_Exercise task_
Return the lines below that carry the word "PARA".

[Collected data entries]

================================

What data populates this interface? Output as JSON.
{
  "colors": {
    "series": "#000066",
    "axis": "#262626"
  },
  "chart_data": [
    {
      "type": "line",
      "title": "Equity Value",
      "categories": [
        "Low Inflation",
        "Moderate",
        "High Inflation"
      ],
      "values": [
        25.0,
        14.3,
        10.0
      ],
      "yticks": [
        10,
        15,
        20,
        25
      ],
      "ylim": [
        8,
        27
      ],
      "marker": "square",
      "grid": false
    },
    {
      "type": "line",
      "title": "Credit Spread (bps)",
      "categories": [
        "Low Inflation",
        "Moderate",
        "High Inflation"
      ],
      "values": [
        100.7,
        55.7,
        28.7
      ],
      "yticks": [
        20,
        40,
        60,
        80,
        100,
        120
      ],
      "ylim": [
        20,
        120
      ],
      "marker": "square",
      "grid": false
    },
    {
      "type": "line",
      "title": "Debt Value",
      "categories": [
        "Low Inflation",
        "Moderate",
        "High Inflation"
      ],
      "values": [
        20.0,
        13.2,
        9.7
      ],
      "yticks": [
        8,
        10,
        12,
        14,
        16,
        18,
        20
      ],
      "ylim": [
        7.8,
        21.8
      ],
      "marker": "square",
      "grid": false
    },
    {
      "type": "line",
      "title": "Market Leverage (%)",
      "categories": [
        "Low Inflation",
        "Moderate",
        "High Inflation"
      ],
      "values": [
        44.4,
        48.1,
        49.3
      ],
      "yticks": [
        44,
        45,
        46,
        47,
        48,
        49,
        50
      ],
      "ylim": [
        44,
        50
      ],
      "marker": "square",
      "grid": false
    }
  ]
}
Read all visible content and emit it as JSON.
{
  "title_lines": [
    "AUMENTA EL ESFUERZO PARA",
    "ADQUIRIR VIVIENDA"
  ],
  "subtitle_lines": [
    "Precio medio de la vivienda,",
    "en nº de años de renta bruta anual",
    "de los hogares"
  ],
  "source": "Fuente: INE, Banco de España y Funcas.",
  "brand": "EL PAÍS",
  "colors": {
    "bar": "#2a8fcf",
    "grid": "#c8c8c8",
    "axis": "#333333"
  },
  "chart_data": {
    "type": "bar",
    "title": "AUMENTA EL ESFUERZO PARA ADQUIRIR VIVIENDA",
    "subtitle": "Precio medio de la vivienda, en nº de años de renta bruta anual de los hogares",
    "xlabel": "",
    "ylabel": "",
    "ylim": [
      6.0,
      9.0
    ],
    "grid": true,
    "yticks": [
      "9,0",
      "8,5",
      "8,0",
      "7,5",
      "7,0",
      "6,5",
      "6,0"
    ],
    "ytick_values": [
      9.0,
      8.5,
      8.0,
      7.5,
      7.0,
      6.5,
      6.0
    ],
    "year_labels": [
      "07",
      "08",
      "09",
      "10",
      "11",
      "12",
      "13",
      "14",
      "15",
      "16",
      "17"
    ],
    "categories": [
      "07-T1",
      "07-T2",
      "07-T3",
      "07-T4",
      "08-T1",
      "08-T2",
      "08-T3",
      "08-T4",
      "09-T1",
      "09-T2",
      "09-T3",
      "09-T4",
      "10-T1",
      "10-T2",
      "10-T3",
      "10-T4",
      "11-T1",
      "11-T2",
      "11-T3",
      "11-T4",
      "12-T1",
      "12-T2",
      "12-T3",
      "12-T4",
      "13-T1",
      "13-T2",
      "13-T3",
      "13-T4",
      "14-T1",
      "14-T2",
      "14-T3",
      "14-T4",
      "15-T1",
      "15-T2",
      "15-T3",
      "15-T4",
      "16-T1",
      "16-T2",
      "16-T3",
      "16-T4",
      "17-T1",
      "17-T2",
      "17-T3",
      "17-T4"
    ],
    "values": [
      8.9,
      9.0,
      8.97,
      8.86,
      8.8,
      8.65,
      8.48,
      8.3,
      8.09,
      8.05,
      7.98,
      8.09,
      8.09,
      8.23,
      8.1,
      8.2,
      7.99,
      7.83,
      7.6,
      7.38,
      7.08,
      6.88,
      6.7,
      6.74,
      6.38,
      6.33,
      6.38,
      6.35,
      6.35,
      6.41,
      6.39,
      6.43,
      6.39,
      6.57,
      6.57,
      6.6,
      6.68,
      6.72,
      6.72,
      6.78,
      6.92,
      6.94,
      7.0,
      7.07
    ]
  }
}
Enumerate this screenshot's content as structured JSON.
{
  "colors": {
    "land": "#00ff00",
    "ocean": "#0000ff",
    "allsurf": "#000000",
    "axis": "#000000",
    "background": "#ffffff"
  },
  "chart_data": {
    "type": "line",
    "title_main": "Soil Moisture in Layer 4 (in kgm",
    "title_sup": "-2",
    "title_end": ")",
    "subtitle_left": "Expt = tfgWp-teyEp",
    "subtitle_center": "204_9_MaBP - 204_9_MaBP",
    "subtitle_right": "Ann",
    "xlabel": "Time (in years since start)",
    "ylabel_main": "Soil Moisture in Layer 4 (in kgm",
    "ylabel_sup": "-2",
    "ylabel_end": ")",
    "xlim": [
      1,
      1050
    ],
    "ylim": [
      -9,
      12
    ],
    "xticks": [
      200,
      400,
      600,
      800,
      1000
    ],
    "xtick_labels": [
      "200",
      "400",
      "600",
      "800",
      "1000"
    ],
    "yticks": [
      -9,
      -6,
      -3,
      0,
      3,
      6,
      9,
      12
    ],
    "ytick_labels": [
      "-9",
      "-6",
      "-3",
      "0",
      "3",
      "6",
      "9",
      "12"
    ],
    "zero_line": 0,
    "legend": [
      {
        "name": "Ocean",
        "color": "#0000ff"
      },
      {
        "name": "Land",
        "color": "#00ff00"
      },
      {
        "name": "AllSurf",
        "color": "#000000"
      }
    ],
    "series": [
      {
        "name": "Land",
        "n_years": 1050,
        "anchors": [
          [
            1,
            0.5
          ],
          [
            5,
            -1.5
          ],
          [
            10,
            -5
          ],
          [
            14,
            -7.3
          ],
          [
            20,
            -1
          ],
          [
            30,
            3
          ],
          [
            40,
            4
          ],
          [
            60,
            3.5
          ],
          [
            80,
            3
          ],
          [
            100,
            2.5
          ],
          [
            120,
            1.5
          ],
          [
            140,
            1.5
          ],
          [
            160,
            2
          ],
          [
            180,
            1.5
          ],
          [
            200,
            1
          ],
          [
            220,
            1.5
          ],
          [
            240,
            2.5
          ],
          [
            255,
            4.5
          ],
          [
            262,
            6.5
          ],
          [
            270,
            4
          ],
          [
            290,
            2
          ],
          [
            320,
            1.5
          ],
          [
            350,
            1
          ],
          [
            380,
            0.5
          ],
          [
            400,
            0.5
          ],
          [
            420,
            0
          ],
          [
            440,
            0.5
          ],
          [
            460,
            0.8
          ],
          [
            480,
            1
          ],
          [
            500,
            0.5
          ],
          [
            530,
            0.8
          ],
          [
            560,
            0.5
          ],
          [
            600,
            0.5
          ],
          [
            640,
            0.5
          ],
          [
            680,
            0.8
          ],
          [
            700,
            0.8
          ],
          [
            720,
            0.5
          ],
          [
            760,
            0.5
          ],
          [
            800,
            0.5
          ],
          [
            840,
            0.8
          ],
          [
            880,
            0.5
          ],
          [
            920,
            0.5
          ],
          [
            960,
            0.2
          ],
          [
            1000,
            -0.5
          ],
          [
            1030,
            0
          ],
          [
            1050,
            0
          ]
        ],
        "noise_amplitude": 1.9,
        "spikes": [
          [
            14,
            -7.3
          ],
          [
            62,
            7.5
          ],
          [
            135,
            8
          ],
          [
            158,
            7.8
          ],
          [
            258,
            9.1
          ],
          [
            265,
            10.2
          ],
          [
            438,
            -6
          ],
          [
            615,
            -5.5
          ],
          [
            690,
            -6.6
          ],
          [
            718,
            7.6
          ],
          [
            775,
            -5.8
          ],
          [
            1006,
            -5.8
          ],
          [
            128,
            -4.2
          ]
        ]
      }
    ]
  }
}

================================

_Response to the task_
    "AUMENTA EL ESFUERZO PARA",
    "title": "AUMENTA EL ESFUERZO PARA ADQUIRIR VIVIENDA",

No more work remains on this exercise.